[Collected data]
↓
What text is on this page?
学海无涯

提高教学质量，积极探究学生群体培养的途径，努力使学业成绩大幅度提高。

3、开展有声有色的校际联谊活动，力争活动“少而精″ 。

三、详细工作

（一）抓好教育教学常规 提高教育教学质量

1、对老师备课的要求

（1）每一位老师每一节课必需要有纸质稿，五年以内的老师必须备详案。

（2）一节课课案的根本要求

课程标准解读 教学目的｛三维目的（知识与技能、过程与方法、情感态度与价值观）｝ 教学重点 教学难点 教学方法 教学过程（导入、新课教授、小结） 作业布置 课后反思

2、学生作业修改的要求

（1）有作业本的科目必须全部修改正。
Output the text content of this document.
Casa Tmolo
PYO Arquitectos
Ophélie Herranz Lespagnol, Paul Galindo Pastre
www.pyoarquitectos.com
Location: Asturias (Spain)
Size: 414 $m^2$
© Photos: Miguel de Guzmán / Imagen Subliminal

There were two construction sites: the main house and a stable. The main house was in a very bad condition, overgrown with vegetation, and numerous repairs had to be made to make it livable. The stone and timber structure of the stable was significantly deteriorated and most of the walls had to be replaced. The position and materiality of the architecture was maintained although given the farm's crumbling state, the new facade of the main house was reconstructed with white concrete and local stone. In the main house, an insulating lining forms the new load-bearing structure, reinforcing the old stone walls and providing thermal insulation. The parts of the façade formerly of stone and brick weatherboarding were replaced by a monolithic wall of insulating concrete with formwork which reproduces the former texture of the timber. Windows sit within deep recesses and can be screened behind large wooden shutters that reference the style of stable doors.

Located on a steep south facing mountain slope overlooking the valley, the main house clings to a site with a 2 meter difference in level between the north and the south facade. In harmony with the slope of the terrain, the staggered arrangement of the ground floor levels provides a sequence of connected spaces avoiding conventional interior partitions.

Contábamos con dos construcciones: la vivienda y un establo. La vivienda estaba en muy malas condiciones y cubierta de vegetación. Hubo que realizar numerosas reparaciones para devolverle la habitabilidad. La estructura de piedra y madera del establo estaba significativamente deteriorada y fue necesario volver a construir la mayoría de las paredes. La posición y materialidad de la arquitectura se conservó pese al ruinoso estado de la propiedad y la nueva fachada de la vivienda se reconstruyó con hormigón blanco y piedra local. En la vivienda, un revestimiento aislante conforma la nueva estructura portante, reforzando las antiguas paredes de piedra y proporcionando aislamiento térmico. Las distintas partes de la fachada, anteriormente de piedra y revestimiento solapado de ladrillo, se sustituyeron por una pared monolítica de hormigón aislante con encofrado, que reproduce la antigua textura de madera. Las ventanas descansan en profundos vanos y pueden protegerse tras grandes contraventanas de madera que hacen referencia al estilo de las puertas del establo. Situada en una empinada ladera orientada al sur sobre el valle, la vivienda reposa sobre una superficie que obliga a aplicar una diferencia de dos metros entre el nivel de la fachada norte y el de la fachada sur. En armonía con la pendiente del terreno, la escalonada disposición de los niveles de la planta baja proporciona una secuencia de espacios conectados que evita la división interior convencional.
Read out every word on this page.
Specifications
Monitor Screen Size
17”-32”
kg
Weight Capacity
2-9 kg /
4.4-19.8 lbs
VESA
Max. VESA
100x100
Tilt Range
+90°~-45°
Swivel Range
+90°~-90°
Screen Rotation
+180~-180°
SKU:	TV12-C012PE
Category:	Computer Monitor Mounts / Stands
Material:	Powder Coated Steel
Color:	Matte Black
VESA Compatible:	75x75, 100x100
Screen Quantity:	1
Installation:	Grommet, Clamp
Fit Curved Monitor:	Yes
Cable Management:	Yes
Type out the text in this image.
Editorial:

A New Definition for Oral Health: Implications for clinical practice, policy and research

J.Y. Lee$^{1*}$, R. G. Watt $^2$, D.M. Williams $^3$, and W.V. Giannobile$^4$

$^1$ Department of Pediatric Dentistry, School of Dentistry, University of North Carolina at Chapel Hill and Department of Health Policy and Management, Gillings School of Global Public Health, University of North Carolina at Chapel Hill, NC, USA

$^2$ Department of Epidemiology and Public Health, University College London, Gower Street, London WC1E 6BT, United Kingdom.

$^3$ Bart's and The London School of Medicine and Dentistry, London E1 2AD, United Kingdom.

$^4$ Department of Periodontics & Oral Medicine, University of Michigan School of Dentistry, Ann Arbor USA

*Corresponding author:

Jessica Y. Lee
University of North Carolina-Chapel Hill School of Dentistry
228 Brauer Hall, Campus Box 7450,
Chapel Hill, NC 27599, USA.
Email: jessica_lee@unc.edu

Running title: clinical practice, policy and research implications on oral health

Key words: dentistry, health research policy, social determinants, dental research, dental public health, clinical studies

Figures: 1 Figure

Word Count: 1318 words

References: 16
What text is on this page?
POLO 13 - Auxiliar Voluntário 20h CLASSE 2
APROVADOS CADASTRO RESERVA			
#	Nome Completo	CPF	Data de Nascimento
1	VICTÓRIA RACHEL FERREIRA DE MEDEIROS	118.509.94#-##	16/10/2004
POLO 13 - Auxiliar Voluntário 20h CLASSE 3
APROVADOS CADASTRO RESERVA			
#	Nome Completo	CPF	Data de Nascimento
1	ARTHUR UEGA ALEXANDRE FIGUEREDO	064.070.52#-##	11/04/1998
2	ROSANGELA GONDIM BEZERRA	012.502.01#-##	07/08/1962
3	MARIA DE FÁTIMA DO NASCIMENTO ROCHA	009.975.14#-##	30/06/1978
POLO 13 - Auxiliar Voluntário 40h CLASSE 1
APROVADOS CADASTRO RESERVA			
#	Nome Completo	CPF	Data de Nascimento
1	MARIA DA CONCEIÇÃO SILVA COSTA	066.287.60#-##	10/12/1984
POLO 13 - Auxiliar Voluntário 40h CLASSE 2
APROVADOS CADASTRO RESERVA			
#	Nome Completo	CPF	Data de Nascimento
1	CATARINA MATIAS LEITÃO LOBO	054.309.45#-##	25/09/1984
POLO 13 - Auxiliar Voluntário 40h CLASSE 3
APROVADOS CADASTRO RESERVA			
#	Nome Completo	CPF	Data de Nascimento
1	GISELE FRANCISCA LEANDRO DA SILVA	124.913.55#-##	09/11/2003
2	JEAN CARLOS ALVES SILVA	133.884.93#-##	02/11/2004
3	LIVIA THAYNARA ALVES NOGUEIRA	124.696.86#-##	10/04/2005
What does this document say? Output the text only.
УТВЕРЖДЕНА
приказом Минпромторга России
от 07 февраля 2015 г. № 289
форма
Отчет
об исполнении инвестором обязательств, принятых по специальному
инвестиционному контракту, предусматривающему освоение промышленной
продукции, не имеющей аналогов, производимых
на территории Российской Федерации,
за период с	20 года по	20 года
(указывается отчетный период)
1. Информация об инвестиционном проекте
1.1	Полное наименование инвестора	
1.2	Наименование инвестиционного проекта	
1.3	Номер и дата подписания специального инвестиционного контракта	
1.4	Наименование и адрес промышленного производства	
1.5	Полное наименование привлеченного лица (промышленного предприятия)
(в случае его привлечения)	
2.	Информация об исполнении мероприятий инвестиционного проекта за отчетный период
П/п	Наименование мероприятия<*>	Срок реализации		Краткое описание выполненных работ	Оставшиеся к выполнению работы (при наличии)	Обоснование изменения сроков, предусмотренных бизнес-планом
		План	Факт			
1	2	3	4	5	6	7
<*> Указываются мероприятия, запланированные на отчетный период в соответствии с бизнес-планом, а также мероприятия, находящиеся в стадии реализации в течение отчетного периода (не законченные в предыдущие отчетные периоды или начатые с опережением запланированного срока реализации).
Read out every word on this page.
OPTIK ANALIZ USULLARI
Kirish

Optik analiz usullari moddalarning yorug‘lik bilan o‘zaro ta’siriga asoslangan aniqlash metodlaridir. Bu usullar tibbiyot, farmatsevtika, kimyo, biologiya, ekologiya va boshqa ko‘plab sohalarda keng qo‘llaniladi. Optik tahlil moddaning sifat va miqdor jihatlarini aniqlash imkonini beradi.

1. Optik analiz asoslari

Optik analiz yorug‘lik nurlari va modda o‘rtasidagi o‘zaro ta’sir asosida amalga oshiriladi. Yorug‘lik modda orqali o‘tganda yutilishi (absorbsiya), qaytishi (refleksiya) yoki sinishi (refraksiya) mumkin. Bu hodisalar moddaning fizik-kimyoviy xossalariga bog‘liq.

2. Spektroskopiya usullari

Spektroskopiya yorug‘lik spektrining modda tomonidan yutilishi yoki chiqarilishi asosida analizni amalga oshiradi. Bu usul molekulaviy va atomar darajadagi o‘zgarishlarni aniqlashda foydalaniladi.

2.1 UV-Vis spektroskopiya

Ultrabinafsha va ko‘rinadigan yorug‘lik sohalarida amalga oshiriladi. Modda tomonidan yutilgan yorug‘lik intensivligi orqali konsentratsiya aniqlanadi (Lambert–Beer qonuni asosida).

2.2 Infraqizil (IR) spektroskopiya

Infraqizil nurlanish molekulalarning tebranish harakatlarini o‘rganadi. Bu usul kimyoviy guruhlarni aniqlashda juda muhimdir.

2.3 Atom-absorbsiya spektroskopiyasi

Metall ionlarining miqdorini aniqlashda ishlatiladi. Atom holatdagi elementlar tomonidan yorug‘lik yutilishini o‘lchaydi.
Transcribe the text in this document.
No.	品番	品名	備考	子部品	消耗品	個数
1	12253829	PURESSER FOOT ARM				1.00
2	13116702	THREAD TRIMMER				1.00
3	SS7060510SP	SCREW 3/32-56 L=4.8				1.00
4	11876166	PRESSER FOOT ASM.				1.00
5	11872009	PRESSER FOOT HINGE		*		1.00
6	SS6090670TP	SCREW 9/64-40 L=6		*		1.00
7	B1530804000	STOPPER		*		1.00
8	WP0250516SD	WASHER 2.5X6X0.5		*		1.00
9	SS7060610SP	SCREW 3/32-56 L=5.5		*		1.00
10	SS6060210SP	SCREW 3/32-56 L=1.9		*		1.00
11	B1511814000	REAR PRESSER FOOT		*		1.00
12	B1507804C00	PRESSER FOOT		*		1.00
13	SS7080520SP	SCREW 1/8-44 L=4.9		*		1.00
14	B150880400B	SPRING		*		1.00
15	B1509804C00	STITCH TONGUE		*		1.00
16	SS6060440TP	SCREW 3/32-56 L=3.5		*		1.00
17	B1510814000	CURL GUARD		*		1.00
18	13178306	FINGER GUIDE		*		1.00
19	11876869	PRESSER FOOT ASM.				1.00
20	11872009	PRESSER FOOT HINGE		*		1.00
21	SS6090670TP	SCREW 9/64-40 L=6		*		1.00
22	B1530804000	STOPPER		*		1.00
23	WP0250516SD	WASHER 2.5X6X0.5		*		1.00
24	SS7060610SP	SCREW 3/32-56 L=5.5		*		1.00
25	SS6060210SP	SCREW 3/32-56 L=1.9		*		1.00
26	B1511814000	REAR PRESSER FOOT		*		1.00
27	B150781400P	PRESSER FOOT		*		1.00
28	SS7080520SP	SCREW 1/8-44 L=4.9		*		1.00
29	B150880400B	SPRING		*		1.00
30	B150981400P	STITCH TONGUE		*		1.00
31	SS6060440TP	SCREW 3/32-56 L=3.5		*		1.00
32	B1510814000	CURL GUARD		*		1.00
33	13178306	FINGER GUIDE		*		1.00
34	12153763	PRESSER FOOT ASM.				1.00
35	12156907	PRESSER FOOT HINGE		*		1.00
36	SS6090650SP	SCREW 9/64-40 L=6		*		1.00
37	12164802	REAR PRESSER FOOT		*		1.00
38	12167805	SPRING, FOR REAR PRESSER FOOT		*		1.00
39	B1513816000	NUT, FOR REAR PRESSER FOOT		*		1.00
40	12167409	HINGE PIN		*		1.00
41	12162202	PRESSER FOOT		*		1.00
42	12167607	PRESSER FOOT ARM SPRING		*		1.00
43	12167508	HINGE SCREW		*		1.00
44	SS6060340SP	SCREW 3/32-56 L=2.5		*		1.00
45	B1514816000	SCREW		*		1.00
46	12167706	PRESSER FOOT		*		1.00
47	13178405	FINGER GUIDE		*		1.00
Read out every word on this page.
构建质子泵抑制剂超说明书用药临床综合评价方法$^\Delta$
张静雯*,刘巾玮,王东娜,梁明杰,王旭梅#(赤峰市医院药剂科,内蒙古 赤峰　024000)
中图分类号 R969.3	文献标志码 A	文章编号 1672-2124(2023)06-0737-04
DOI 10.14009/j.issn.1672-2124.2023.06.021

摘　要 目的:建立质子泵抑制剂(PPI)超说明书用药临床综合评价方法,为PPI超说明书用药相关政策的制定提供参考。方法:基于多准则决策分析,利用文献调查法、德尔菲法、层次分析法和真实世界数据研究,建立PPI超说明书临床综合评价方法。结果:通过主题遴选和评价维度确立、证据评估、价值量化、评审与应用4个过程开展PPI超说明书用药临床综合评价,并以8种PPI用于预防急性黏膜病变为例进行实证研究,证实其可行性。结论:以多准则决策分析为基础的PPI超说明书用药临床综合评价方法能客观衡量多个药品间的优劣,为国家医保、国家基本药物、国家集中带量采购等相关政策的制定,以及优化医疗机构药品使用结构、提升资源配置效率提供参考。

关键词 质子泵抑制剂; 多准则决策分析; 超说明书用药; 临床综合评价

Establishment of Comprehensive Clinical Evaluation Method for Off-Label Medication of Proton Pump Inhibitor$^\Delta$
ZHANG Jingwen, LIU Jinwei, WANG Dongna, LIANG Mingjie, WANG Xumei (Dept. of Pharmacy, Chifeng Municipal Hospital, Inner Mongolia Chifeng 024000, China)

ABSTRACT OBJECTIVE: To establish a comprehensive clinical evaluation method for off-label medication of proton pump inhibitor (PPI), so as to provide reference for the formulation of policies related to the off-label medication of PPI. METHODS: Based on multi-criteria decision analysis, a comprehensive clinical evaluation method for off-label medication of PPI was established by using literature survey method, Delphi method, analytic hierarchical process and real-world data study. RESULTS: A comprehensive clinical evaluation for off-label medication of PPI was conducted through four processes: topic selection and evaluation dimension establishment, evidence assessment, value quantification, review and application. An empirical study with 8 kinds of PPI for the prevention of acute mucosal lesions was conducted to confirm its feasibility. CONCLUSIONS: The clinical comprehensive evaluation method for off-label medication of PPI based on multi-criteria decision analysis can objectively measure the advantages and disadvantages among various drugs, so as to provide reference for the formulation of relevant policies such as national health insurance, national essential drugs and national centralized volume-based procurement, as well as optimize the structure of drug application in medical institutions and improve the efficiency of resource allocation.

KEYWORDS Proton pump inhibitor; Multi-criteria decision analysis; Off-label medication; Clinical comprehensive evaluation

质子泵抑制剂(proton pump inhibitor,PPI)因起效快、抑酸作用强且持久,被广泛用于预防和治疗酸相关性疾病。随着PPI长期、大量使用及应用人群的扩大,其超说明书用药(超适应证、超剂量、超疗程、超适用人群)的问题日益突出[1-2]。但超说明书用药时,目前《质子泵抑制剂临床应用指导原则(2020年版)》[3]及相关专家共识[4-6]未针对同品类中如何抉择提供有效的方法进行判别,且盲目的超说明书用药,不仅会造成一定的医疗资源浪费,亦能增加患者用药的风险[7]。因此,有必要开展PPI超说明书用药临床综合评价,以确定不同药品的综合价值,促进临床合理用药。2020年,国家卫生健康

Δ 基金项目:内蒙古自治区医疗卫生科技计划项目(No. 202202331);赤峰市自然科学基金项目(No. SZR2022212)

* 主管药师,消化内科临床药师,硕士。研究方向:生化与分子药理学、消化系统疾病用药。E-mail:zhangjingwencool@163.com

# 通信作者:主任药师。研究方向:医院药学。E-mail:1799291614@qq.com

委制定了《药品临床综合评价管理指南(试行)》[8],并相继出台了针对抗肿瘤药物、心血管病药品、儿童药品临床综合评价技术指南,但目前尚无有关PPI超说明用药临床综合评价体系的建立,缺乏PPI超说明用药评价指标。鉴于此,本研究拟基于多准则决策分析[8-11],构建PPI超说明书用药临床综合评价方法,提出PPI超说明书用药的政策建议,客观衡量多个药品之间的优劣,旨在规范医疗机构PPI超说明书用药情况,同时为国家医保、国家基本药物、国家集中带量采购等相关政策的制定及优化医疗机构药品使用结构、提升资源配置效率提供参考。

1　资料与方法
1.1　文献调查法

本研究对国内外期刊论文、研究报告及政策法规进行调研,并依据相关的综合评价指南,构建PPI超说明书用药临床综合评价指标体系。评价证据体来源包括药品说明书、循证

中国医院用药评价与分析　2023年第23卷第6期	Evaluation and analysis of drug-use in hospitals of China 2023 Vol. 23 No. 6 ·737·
↑
- [EXERCISE REQUIREMENTS] Go through the listing above and locate each line that holds the word "ALVES". Copy those lines.

- [ANSWER BELOW]
2	JEAN CARLOS ALVES SILVA	133.884.93#-##	02/11/2004
3	LIVIA THAYNARA ALVES NOGUEIRA	124.696.86#-##	10/04/2005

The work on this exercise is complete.